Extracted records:
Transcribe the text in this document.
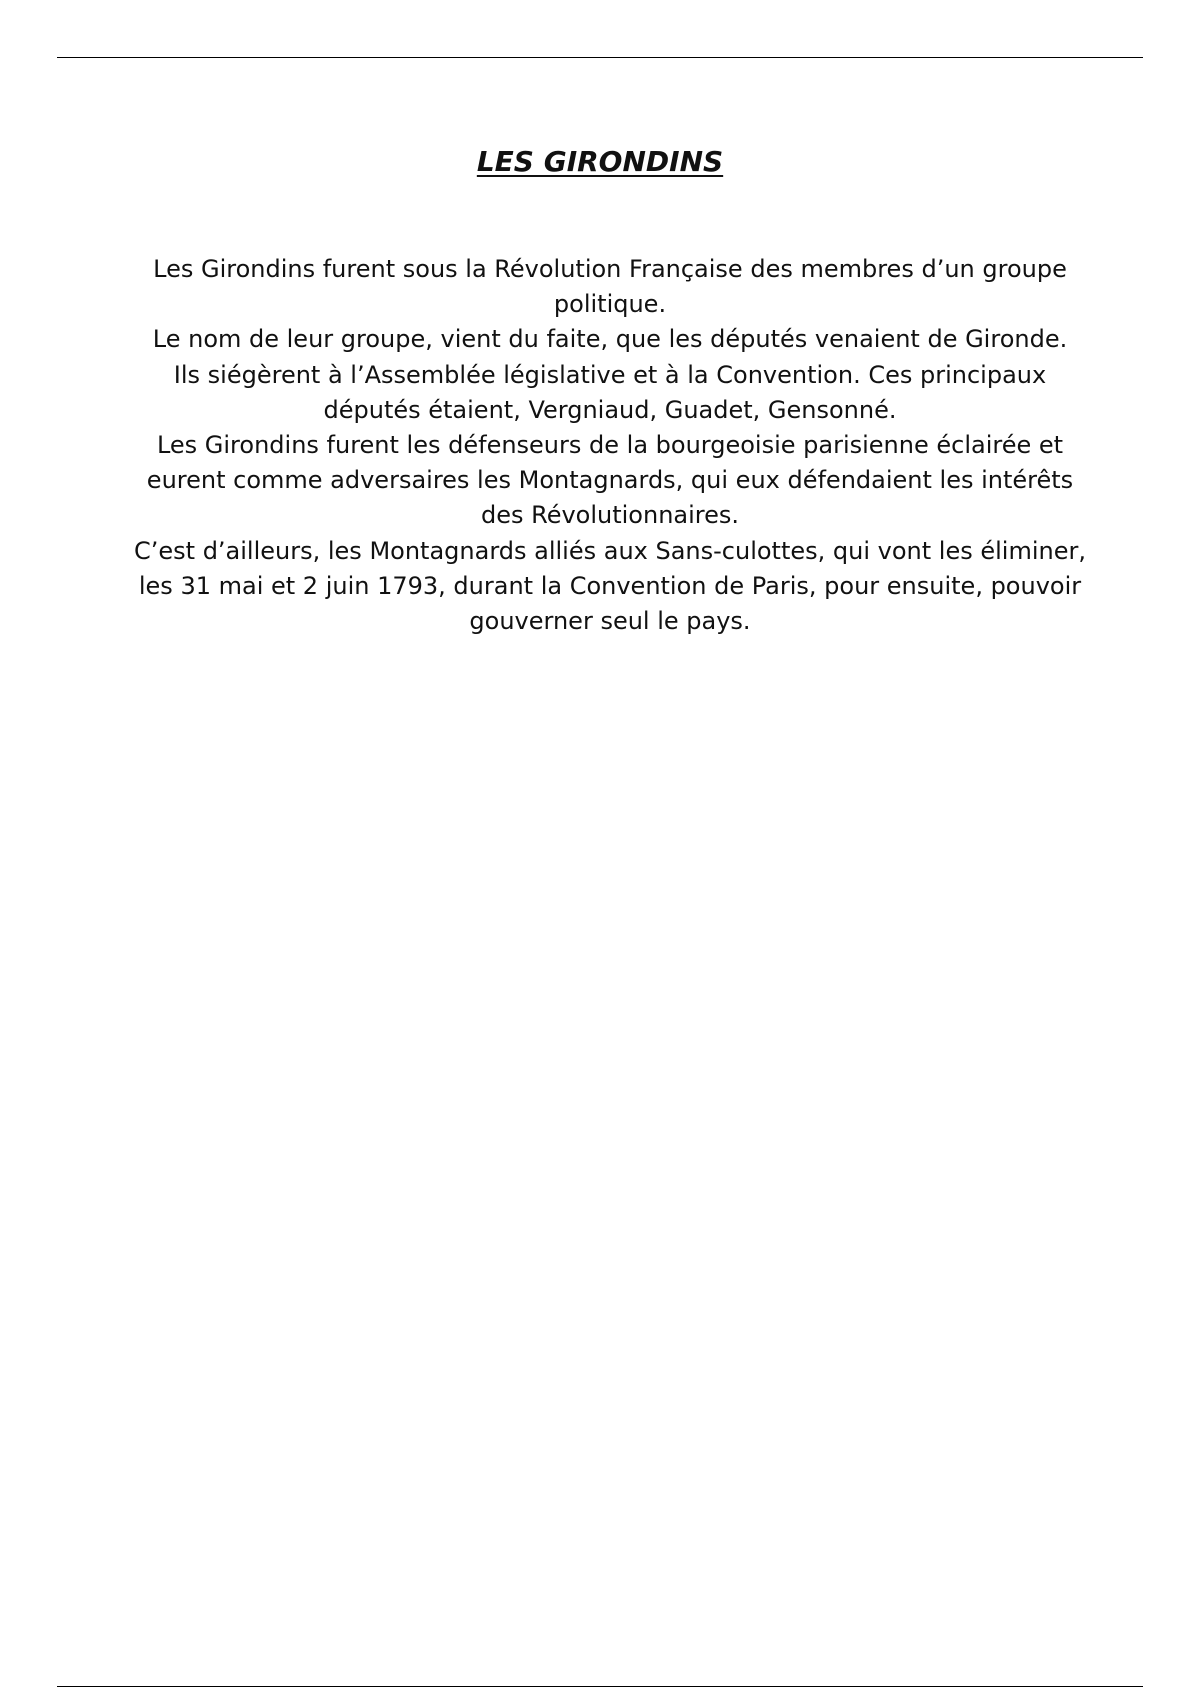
LES GIRONDINS

Les Girondins furent sous la Révolution Française des membres d’un groupe politique.

Le nom de leur groupe, vient du faite, que les députés venaient de Gironde.

Ils siégèrent à l’Assemblée législative et à la Convention. Ces principaux députés étaient, Vergniaud, Guadet, Gensonné.

Les Girondins furent les défenseurs de la bourgeoisie parisienne éclairée et eurent comme adversaires les Montagnards, qui eux défendaient les intérêts des Révolutionnaires.

C’est d’ailleurs, les Montagnards alliés aux Sans-culottes, qui vont les éliminer, les 31 mai et 2 juin 1793, durant la Convention de Paris, pour ensuite, pouvoir gouverner seul le pays.
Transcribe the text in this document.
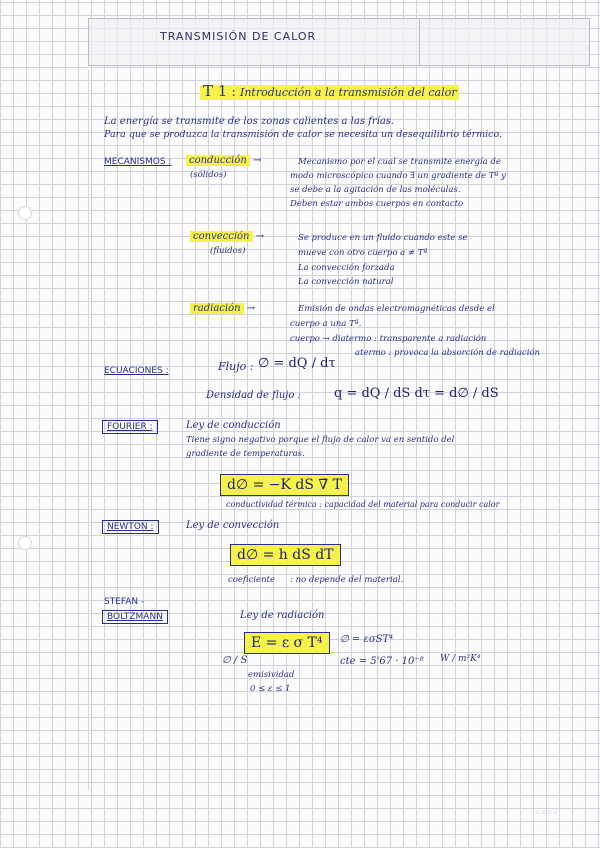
TRANSMISIÓN DE CALOR
T 1 : Introducción a la transmisión del calor
La energía se transmite de los zonas calientes a las frías.
Para que se produzca la transmisión de calor se necesita un desequilibrio térmico.
MECANISMOS :	conducción →
(sólidos)
Mecanismo por el cual se transmite energía de
modo microscópico cuando ∃ un gradiente de Tª y
se debe a la agitación de las moléculas.
Deben estar ambos cuerpos en contacto
convección →
(fluidos)
Se produce en un fluido cuando este se
mueve con otro cuerpo a ≠ Tª
La convección forzada
La convección natural
radiación →	Emisión de ondas electromagnéticas desde el
cuerpo a una Tª.
cuerpo → diatermo : transparente a radiación
atermo : provoca la absorción de radiación
ECUACIONES :	Flujo : ∅ = dQ / dτ
Densidad de flujo :	q = dQ / dS dτ = d∅ / dS
FOURIER :	Ley de conducción
Tiene signo negativo porque el flujo de calor va en sentido del
gradiente de temperaturas.
d∅ = −K dS ∇̄ T
conductividad térmica : capacidad del material para conducir calor
NEWTON :	Ley de convección
d∅ = h dS dT
coeficiente : no depende del material.
STEFAN -
BOLTZMANN	Ley de radiación
E = ε σ T⁴	∅ = εσST⁴
∅ / S
emisividad
0 ≤ ε ≤ 1
cte = 5'67 · 10⁻⁸ W / m²K⁴
◦◦◦◦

• [What is required]:
Find every line with "groupe" in the listing and state how many there are, nothing else.

• [Task output]:
2